*AIM OF THE EXERCISE:*
Locate the word "RHESSI" in the data below, then copy every line that holds it.

*RECORDED DATA:*

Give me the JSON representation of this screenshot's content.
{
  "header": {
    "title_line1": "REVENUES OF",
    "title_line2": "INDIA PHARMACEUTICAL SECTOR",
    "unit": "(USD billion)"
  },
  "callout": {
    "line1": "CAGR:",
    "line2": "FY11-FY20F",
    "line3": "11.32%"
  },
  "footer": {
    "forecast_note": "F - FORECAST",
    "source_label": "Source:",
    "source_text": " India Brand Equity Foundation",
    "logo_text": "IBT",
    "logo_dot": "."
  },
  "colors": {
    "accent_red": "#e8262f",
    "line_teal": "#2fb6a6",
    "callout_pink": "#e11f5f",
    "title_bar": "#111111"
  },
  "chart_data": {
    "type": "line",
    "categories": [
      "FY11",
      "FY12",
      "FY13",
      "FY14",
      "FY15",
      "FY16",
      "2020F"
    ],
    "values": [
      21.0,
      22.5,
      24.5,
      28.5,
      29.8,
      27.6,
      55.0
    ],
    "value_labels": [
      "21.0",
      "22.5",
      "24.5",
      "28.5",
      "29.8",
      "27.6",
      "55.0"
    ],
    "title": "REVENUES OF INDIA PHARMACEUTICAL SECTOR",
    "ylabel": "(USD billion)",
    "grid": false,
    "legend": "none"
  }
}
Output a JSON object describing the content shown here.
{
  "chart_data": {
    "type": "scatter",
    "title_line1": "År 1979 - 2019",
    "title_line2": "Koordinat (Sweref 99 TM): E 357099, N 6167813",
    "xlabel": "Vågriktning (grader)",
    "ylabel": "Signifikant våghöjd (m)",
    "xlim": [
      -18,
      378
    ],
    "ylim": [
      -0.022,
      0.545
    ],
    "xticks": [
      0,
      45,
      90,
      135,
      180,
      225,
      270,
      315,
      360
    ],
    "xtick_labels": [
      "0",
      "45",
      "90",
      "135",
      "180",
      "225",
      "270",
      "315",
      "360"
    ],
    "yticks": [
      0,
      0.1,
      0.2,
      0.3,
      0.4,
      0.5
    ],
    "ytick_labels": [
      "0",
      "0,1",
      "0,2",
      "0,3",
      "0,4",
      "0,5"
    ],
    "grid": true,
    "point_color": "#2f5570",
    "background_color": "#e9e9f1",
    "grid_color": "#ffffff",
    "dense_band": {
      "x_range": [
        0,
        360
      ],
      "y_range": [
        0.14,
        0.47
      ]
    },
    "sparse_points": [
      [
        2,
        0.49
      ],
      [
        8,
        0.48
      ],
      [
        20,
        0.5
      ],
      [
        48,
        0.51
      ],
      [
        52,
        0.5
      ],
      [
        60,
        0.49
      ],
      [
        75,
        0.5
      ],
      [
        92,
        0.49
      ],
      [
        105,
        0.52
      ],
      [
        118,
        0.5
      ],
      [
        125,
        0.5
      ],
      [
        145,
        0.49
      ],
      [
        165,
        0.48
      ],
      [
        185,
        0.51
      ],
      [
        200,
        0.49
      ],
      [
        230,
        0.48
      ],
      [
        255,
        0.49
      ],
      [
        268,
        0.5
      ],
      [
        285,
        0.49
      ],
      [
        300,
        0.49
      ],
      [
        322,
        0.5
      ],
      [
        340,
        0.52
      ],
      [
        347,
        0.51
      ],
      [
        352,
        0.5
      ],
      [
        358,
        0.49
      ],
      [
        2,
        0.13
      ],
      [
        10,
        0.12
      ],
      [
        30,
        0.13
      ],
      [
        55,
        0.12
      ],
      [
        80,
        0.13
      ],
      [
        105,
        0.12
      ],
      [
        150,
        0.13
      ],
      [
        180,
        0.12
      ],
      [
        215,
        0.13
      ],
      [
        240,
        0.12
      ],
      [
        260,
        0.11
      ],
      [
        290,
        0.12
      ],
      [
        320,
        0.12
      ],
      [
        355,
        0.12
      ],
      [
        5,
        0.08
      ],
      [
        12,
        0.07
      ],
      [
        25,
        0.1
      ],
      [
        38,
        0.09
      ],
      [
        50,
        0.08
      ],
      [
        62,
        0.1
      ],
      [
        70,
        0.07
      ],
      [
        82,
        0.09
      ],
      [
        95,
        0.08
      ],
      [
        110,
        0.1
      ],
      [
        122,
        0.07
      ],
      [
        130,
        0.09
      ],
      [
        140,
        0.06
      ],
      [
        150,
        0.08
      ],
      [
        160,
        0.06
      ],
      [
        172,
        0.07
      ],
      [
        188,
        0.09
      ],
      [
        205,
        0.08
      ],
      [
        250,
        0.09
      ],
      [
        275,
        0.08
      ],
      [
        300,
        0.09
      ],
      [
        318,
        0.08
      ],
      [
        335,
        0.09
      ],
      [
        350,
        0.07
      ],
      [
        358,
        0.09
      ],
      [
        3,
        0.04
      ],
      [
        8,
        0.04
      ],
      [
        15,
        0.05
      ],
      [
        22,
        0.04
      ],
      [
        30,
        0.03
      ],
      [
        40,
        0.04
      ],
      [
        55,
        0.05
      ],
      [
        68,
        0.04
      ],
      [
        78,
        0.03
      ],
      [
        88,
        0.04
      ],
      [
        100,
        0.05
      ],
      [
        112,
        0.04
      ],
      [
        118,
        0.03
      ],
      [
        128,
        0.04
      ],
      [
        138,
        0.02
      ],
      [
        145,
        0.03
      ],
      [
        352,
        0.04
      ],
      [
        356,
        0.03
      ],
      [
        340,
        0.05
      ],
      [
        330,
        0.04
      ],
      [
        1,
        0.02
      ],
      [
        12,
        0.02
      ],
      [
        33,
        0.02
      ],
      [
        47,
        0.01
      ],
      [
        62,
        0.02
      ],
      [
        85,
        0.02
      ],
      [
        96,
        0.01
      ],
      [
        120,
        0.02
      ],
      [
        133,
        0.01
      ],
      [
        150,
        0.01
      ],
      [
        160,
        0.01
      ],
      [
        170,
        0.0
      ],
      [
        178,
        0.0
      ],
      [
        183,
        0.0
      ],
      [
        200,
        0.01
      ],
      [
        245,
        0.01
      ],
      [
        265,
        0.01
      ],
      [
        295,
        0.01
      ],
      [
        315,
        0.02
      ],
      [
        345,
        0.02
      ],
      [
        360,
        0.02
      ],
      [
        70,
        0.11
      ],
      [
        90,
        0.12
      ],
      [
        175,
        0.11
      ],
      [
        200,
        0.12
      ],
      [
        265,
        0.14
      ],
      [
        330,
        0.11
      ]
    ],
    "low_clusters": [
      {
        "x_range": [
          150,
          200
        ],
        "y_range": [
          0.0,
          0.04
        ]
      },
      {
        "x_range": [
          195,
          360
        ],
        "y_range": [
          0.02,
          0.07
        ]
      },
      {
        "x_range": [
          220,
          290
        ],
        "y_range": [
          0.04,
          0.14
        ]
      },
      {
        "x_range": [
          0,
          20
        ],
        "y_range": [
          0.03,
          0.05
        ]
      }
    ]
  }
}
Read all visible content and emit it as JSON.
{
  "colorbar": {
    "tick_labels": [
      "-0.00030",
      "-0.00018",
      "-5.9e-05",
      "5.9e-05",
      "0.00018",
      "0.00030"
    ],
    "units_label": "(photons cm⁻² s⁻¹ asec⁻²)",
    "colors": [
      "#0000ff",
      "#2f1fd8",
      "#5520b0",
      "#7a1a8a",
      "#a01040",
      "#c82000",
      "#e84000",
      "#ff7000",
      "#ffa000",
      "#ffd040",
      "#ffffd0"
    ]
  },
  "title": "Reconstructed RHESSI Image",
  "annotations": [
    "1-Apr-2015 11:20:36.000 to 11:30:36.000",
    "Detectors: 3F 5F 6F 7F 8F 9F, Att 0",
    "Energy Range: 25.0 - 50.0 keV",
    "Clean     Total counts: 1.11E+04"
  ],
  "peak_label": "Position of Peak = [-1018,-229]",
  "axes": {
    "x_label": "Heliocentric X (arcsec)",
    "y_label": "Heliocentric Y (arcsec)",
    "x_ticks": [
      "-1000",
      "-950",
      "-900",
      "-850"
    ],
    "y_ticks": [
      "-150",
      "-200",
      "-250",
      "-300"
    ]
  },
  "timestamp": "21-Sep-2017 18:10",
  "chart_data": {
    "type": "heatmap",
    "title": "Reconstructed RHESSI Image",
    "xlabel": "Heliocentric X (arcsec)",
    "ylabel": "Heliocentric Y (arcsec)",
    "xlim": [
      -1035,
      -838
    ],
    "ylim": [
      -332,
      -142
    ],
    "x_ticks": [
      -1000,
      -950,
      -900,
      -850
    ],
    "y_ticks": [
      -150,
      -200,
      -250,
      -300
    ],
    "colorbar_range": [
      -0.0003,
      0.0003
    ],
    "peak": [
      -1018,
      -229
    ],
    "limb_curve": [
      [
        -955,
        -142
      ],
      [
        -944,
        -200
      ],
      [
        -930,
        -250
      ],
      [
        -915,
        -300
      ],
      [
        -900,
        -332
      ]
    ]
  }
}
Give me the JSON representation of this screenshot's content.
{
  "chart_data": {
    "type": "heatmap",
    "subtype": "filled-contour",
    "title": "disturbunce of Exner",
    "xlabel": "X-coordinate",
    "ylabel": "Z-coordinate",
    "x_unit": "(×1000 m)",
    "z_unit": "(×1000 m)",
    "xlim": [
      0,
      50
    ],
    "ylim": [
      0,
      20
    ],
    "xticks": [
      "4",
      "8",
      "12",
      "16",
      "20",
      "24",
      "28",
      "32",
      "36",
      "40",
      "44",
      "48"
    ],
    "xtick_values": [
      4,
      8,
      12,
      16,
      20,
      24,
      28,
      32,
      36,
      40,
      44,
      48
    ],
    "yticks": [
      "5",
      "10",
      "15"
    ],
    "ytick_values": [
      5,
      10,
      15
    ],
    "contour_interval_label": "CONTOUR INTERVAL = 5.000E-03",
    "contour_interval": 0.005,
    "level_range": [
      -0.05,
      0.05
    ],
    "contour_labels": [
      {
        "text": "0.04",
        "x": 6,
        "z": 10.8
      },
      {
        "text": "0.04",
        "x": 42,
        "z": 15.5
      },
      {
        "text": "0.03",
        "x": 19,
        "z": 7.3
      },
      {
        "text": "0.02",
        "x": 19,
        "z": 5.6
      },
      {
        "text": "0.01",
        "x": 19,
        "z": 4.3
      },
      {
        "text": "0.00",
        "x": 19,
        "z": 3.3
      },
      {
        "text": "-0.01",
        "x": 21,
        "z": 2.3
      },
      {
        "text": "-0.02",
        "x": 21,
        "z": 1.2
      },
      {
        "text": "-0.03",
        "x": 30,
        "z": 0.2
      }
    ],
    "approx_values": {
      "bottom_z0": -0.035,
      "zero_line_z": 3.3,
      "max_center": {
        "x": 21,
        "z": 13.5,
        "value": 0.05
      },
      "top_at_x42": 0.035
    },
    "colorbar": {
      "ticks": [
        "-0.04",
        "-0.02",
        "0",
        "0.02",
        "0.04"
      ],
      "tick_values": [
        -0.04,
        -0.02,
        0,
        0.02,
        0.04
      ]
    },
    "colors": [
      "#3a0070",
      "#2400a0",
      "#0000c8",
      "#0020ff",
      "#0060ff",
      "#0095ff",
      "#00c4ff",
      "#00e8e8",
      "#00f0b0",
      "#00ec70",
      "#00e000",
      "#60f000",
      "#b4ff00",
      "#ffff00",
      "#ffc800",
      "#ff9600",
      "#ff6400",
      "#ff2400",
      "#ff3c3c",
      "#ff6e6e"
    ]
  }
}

*ANSWER BELOW:*
  "title": "Reconstructed RHESSI Image",
    "title": "Reconstructed RHESSI Image",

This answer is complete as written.